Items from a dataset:
::::::::
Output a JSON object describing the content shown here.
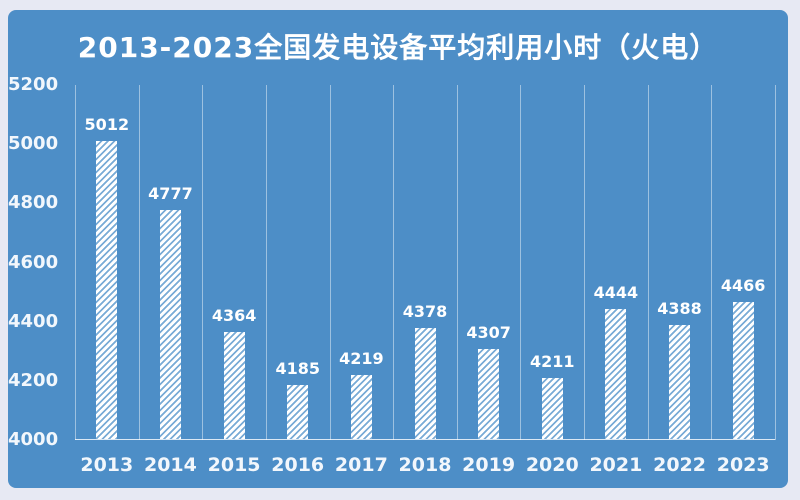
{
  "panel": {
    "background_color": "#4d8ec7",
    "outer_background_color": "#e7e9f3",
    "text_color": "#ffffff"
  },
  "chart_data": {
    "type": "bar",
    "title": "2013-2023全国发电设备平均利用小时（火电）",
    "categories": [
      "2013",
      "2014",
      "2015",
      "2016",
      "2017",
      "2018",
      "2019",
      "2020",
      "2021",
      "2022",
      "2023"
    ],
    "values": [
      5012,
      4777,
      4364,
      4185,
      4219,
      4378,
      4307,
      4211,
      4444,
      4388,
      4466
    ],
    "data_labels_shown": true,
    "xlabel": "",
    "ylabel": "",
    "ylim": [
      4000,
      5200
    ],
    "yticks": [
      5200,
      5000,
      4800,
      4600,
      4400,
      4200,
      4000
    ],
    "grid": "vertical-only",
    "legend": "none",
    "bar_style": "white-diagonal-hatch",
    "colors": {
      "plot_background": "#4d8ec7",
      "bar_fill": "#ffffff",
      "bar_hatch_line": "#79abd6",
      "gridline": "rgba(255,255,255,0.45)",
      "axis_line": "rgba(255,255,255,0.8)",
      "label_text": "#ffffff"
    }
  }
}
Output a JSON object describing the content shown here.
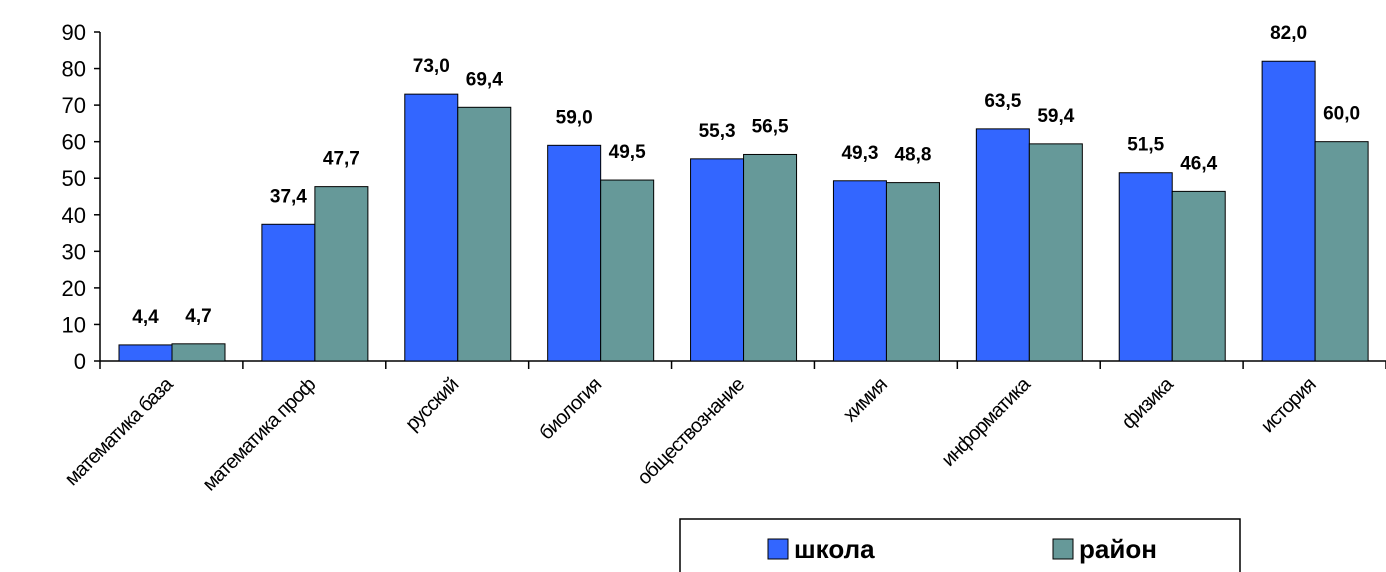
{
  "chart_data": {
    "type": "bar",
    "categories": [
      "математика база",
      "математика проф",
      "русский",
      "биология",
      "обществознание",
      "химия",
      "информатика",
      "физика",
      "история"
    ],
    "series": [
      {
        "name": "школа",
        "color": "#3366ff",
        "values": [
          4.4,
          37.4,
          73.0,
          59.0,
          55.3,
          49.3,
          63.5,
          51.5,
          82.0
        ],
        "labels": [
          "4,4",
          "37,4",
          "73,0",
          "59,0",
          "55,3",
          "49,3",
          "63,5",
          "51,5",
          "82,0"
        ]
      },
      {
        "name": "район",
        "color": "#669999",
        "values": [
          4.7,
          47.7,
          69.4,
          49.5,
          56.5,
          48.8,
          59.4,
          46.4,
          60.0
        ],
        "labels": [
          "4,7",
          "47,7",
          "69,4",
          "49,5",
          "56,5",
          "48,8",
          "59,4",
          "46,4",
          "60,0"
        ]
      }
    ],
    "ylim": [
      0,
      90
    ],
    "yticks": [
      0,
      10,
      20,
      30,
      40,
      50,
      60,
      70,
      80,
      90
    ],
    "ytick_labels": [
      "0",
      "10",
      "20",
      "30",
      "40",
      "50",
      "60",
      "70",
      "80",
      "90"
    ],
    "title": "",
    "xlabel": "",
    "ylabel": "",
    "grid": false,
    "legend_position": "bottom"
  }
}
::::::::
• Description of the task:
Go through the material and select each line with the string "ffffff" in it.

• Exercise solution:
    "text_color": "#ffffff"
      "bar_fill": "#ffffff",
      "label_text": "#ffffff"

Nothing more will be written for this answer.